(Rows from a figure dataset)
##############################

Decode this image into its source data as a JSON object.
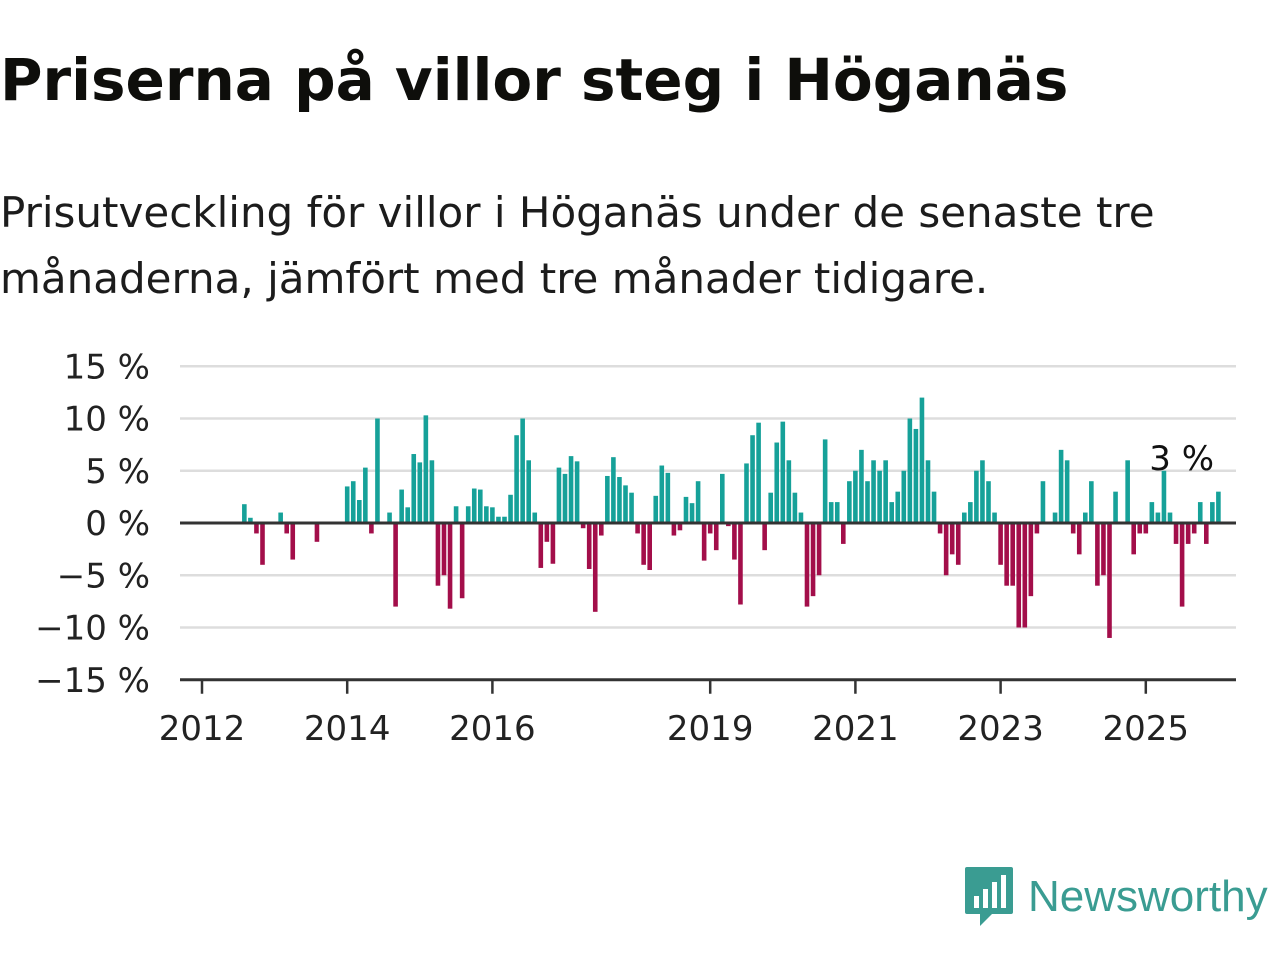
{
  "header": {
    "title": "Priserna på villor steg i Höganäs",
    "subtitle": "Prisutveckling för villor i Höganäs under de senaste tre månaderna, jämfört med tre månader tidigare."
  },
  "brand": {
    "name": "Newsworthy",
    "icon": "newsworthy-logo-icon",
    "color": "#3a9c92"
  },
  "colors": {
    "positive": "#16a199",
    "negative": "#a30e4a",
    "grid": "#dddddd",
    "axis": "#333333"
  },
  "chart_data": {
    "type": "bar",
    "x_unit": "month",
    "x_start": "2012-01",
    "y_unit": "%",
    "ylim": [
      -15,
      15
    ],
    "yticks": [
      15,
      10,
      5,
      0,
      -5,
      -10,
      -15
    ],
    "ytick_labels": [
      "15 %",
      "10 %",
      "5 %",
      "0 %",
      "−5 %",
      "−10 %",
      "−15 %"
    ],
    "xtick_labels": [
      "2012",
      "2014",
      "2016",
      "2019",
      "2021",
      "2023",
      "2025"
    ],
    "grid": true,
    "last_value_label": "3 %",
    "values": [
      null,
      null,
      null,
      null,
      null,
      null,
      null,
      1.8,
      0.5,
      -1.0,
      -4.0,
      null,
      null,
      1.0,
      -1.0,
      -3.5,
      null,
      null,
      null,
      -1.8,
      null,
      null,
      null,
      null,
      3.5,
      4.0,
      2.2,
      5.3,
      -1.0,
      10.0,
      null,
      1.0,
      -8.0,
      3.2,
      1.5,
      6.6,
      5.8,
      10.3,
      6.0,
      -6.0,
      -5.0,
      -8.2,
      1.6,
      -7.2,
      1.6,
      3.3,
      3.2,
      1.6,
      1.5,
      0.6,
      0.6,
      2.7,
      8.4,
      10.0,
      6.0,
      1.0,
      -4.3,
      -1.8,
      -3.9,
      5.3,
      4.7,
      6.4,
      5.9,
      -0.5,
      -4.4,
      -8.5,
      -1.2,
      4.5,
      6.3,
      4.4,
      3.6,
      2.9,
      -1.0,
      -4.0,
      -4.5,
      2.6,
      5.5,
      4.8,
      -1.2,
      -0.7,
      2.5,
      1.9,
      4.0,
      -3.6,
      -1.0,
      -2.6,
      4.7,
      -0.3,
      -3.5,
      -7.8,
      5.7,
      8.4,
      9.6,
      -2.6,
      2.9,
      7.7,
      9.7,
      6.0,
      2.9,
      1.0,
      -8.0,
      -7.0,
      -5.0,
      8.0,
      2.0,
      2.0,
      -2.0,
      4.0,
      5.0,
      7.0,
      4.0,
      6.0,
      5.0,
      6.0,
      2.0,
      3.0,
      5.0,
      10.0,
      9.0,
      12.0,
      6.0,
      3.0,
      -1.0,
      -5.0,
      -3.0,
      -4.0,
      1.0,
      2.0,
      5.0,
      6.0,
      4.0,
      1.0,
      -4.0,
      -6.0,
      -6.0,
      -10.0,
      -10.0,
      -7.0,
      -1.0,
      4.0,
      null,
      1.0,
      7.0,
      6.0,
      -1.0,
      -3.0,
      1.0,
      4.0,
      -6.0,
      -5.0,
      -11.0,
      3.0,
      null,
      6.0,
      -3.0,
      -1.0,
      -1.0,
      2.0,
      1.0,
      5.0,
      1.0,
      -2.0,
      -8.0,
      -2.0,
      -1.0,
      2.0,
      -2.0,
      2.0,
      3.0
    ]
  }
}
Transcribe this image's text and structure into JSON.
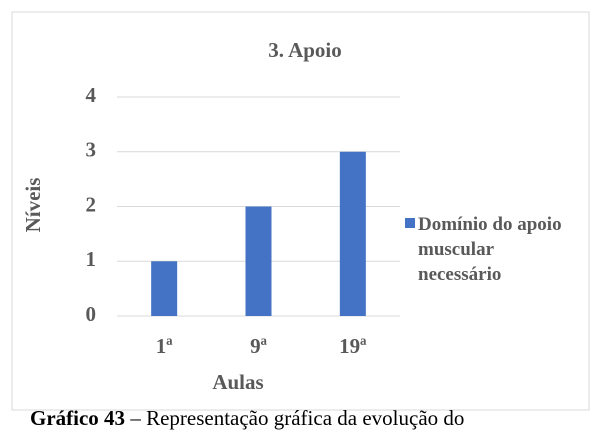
{
  "chart_data": {
    "type": "bar",
    "title": "3. Apoio",
    "categories": [
      "1ª",
      "9ª",
      "19ª"
    ],
    "series": [
      {
        "name": "Domínio do apoio muscular necessário",
        "color": "#4472c4",
        "values": [
          1,
          2,
          3
        ]
      }
    ],
    "ylim": [
      0,
      4
    ],
    "yticks": [
      0,
      1,
      2,
      3,
      4
    ],
    "grid": true,
    "y_label": "Níveis",
    "x_label": "Aulas",
    "legend": "right"
  },
  "caption": {
    "label": "Gráfico 43",
    "text": "– Representação gráfica da evolução do"
  }
}
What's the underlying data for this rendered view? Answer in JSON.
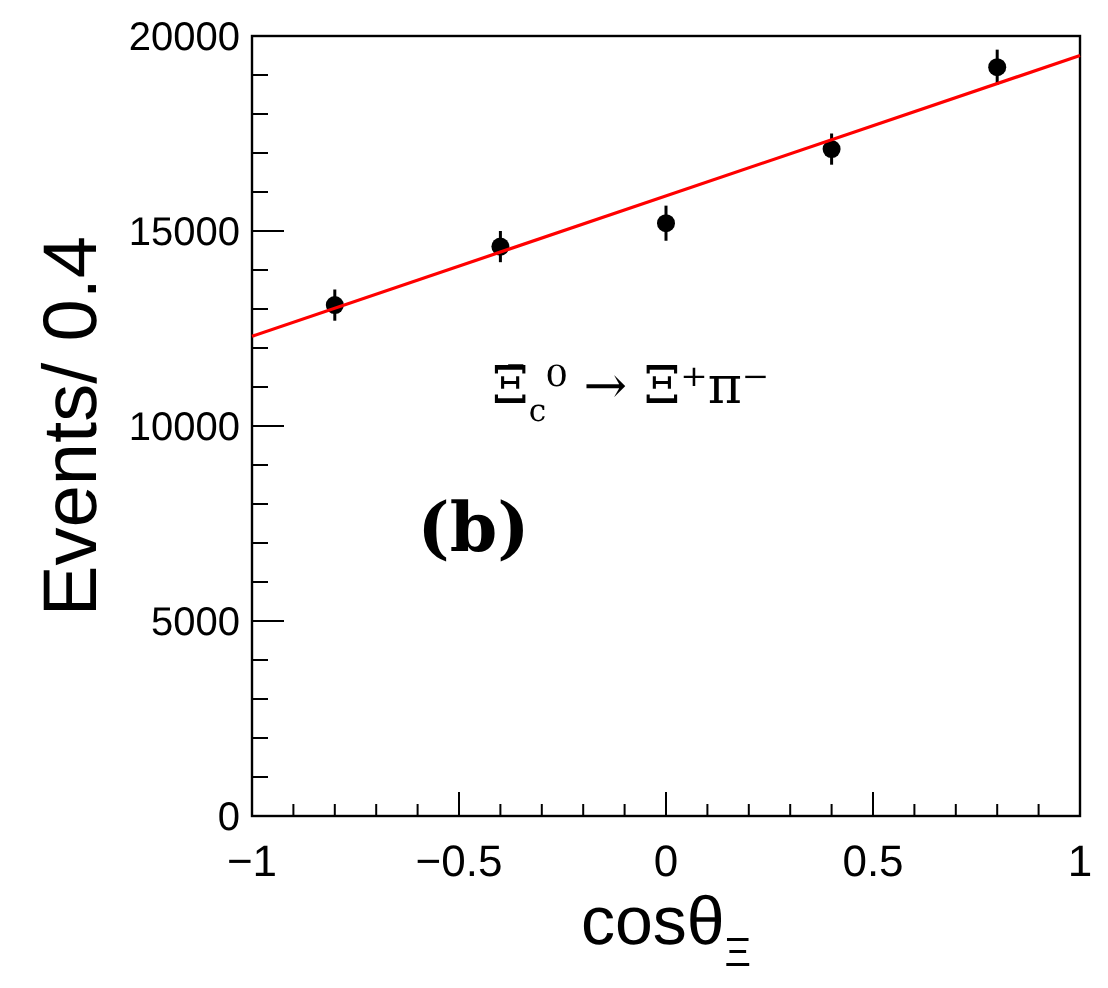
{
  "chart_data": {
    "type": "scatter",
    "xlabel": "cosθ$_{Ξ}$",
    "ylabel": "Events/ 0.4",
    "xlim": [
      -1,
      1
    ],
    "ylim": [
      0,
      20000
    ],
    "xticks": [
      {
        "value": -1,
        "label": "−1"
      },
      {
        "value": -0.9,
        "label": null
      },
      {
        "value": -0.8,
        "label": null
      },
      {
        "value": -0.7,
        "label": null
      },
      {
        "value": -0.6,
        "label": null
      },
      {
        "value": -0.5,
        "label": "−0.5"
      },
      {
        "value": -0.4,
        "label": null
      },
      {
        "value": -0.3,
        "label": null
      },
      {
        "value": -0.2,
        "label": null
      },
      {
        "value": -0.1,
        "label": null
      },
      0,
      {
        "value": 0.1,
        "label": null
      },
      {
        "value": 0.2,
        "label": null
      },
      {
        "value": 0.3,
        "label": null
      },
      {
        "value": 0.4,
        "label": null
      },
      0.5,
      {
        "value": 0.6,
        "label": null
      },
      {
        "value": 0.7,
        "label": null
      },
      {
        "value": 0.8,
        "label": null
      },
      {
        "value": 0.9,
        "label": null
      },
      1
    ],
    "yticks": [
      0,
      {
        "value": 1000,
        "label": null
      },
      {
        "value": 2000,
        "label": null
      },
      {
        "value": 3000,
        "label": null
      },
      {
        "value": 4000,
        "label": null
      },
      5000,
      {
        "value": 6000,
        "label": null
      },
      {
        "value": 7000,
        "label": null
      },
      {
        "value": 8000,
        "label": null
      },
      {
        "value": 9000,
        "label": null
      },
      10000,
      {
        "value": 11000,
        "label": null
      },
      {
        "value": 12000,
        "label": null
      },
      {
        "value": 13000,
        "label": null
      },
      {
        "value": 14000,
        "label": null
      },
      15000,
      {
        "value": 16000,
        "label": null
      },
      {
        "value": 17000,
        "label": null
      },
      {
        "value": 18000,
        "label": null
      },
      {
        "value": 19000,
        "label": null
      },
      20000
    ],
    "grid": false,
    "series": [
      {
        "marker": "circle",
        "color": "#000000",
        "x": [
          -0.8,
          -0.4,
          0,
          0.4,
          0.8
        ],
        "values": [
          13100,
          14600,
          15200,
          17100,
          19200
        ],
        "errors": [
          400,
          400,
          450,
          400,
          450
        ]
      },
      {
        "type": "line",
        "color": "#ff0000",
        "x": [
          -1,
          1
        ],
        "values": [
          12300,
          19500
        ],
        "line_style": "solid",
        "marker": "none"
      }
    ],
    "annotations": [
      "Ξ̄$_{c}$⁰ → Ξ⁺π⁻",
      "(b)"
    ]
  }
}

##############################

§ TASK REQUIREMENTS:
Write out each line of the data exactly; the images should be left out.

§ TASK SOLUTION:
Decode this image into its source data as a JSON object.
{
  "header": {
    "title": "Priserna på villor steg i Höganäs",
    "subtitle": "Prisutveckling för villor i Höganäs under de senaste tre månaderna, jämfört med tre månader tidigare."
  },
  "brand": {
    "name": "Newsworthy",
    "icon": "newsworthy-logo-icon",
    "color": "#3a9c92"
  },
  "colors": {
    "positive": "#16a199",
    "negative": "#a30e4a",
    "grid": "#dddddd",
    "axis": "#333333"
  },
  "chart_data": {
    "type": "bar",
    "x_unit": "month",
    "x_start": "2012-01",
    "y_unit": "%",
    "ylim": [
      -15,
      15
    ],
    "yticks": [
      15,
      10,
      5,
      0,
      -5,
      -10,
      -15
    ],
    "ytick_labels": [
      "15 %",
      "10 %",
      "5 %",
      "0 %",
      "−5 %",
      "−10 %",
      "−15 %"
    ],
    "xtick_labels": [
      "2012",
      "2014",
      "2016",
      "2019",
      "2021",
      "2023",
      "2025"
    ],
    "grid": true,
    "last_value_label": "3 %",
    "values": [
      null,
      null,
      null,
      null,
      null,
      null,
      null,
      1.8,
      0.5,
      -1.0,
      -4.0,
      null,
      null,
      1.0,
      -1.0,
      -3.5,
      null,
      null,
      null,
      -1.8,
      null,
      null,
      null,
      null,
      3.5,
      4.0,
      2.2,
      5.3,
      -1.0,
      10.0,
      null,
      1.0,
      -8.0,
      3.2,
      1.5,
      6.6,
      5.8,
      10.3,
      6.0,
      -6.0,
      -5.0,
      -8.2,
      1.6,
      -7.2,
      1.6,
      3.3,
      3.2,
      1.6,
      1.5,
      0.6,
      0.6,
      2.7,
      8.4,
      10.0,
      6.0,
      1.0,
      -4.3,
      -1.8,
      -3.9,
      5.3,
      4.7,
      6.4,
      5.9,
      -0.5,
      -4.4,
      -8.5,
      -1.2,
      4.5,
      6.3,
      4.4,
      3.6,
      2.9,
      -1.0,
      -4.0,
      -4.5,
      2.6,
      5.5,
      4.8,
      -1.2,
      -0.7,
      2.5,
      1.9,
      4.0,
      -3.6,
      -1.0,
      -2.6,
      4.7,
      -0.3,
      -3.5,
      -7.8,
      5.7,
      8.4,
      9.6,
      -2.6,
      2.9,
      7.7,
      9.7,
      6.0,
      2.9,
      1.0,
      -8.0,
      -7.0,
      -5.0,
      8.0,
      2.0,
      2.0,
      -2.0,
      4.0,
      5.0,
      7.0,
      4.0,
      6.0,
      5.0,
      6.0,
      2.0,
      3.0,
      5.0,
      10.0,
      9.0,
      12.0,
      6.0,
      3.0,
      -1.0,
      -5.0,
      -3.0,
      -4.0,
      1.0,
      2.0,
      5.0,
      6.0,
      4.0,
      1.0,
      -4.0,
      -6.0,
      -6.0,
      -10.0,
      -10.0,
      -7.0,
      -1.0,
      4.0,
      null,
      1.0,
      7.0,
      6.0,
      -1.0,
      -3.0,
      1.0,
      4.0,
      -6.0,
      -5.0,
      -11.0,
      3.0,
      null,
      6.0,
      -3.0,
      -1.0,
      -1.0,
      2.0,
      1.0,
      5.0,
      1.0,
      -2.0,
      -8.0,
      -2.0,
      -1.0,
      2.0,
      -2.0,
      2.0,
      3.0
    ]
  }
}
Transcribe this image's text and structure into JSON.
{
  "chart_data": {
    "type": "bar",
    "title": "3. Apoio",
    "categories": [
      "1ª",
      "9ª",
      "19ª"
    ],
    "series": [
      {
        "name": "Domínio do apoio muscular necessário",
        "color": "#4472c4",
        "values": [
          1,
          2,
          3
        ]
      }
    ],
    "ylim": [
      0,
      4
    ],
    "yticks": [
      0,
      1,
      2,
      3,
      4
    ],
    "grid": true,
    "y_label": "Níveis",
    "x_label": "Aulas",
    "legend": "right"
  },
  "caption": {
    "label": "Gráfico 43",
    "text": "– Representação gráfica da evolução do"
  }
}
What's the underlying data for this rendered view? Answer in JSON.
{
  "chart_data": {
    "type": "scatter",
    "xlabel": "cosθ$_{Ξ}$",
    "ylabel": "Events/ 0.4",
    "xlim": [
      -1,
      1
    ],
    "ylim": [
      0,
      20000
    ],
    "xticks": [
      {
        "value": -1,
        "label": "−1"
      },
      {
        "value": -0.9,
        "label": null
      },
      {
        "value": -0.8,
        "label": null
      },
      {
        "value": -0.7,
        "label": null
      },
      {
        "value": -0.6,
        "label": null
      },
      {
        "value": -0.5,
        "label": "−0.5"
      },
      {
        "value": -0.4,
        "label": null
      },
      {
        "value": -0.3,
        "label": null
      },
      {
        "value": -0.2,
        "label": null
      },
      {
        "value": -0.1,
        "label": null
      },
      0,
      {
        "value": 0.1,
        "label": null
      },
      {
        "value": 0.2,
        "label": null
      },
      {
        "value": 0.3,
        "label": null
      },
      {
        "value": 0.4,
        "label": null
      },
      0.5,
      {
        "value": 0.6,
        "label": null
      },
      {
        "value": 0.7,
        "label": null
      },
      {
        "value": 0.8,
        "label": null
      },
      {
        "value": 0.9,
        "label": null
      },
      1
    ],
    "yticks": [
      0,
      {
        "value": 1000,
        "label": null
      },
      {
        "value": 2000,
        "label": null
      },
      {
        "value": 3000,
        "label": null
      },
      {
        "value": 4000,
        "label": null
      },
      5000,
      {
        "value": 6000,
        "label": null
      },
      {
        "value": 7000,
        "label": null
      },
      {
        "value": 8000,
        "label": null
      },
      {
        "value": 9000,
        "label": null
      },
      10000,
      {
        "value": 11000,
        "label": null
      },
      {
        "value": 12000,
        "label": null
      },
      {
        "value": 13000,
        "label": null
      },
      {
        "value": 14000,
        "label": null
      },
      15000,
      {
        "value": 16000,
        "label": null
      },
      {
        "value": 17000,
        "label": null
      },
      {
        "value": 18000,
        "label": null
      },
      {
        "value": 19000,
        "label": null
      },
      20000
    ],
    "grid": false,
    "series": [
      {
        "marker": "circle",
        "color": "#000000",
        "x": [
          -0.8,
          -0.4,
          0,
          0.4,
          0.8
        ],
        "values": [
          13100,
          14600,
          15200,
          17100,
          19200
        ],
        "errors": [
          400,
          400,
          450,
          400,
          450
        ]
      },
      {
        "type": "line",
        "color": "#ff0000",
        "x": [
          -1,
          1
        ],
        "values": [
          12300,
          19500
        ],
        "line_style": "solid",
        "marker": "none"
      }
    ],
    "annotations": [
      "Ξ̄$_{c}$⁰ → Ξ⁺π⁻",
      "(b)"
    ]
  }
}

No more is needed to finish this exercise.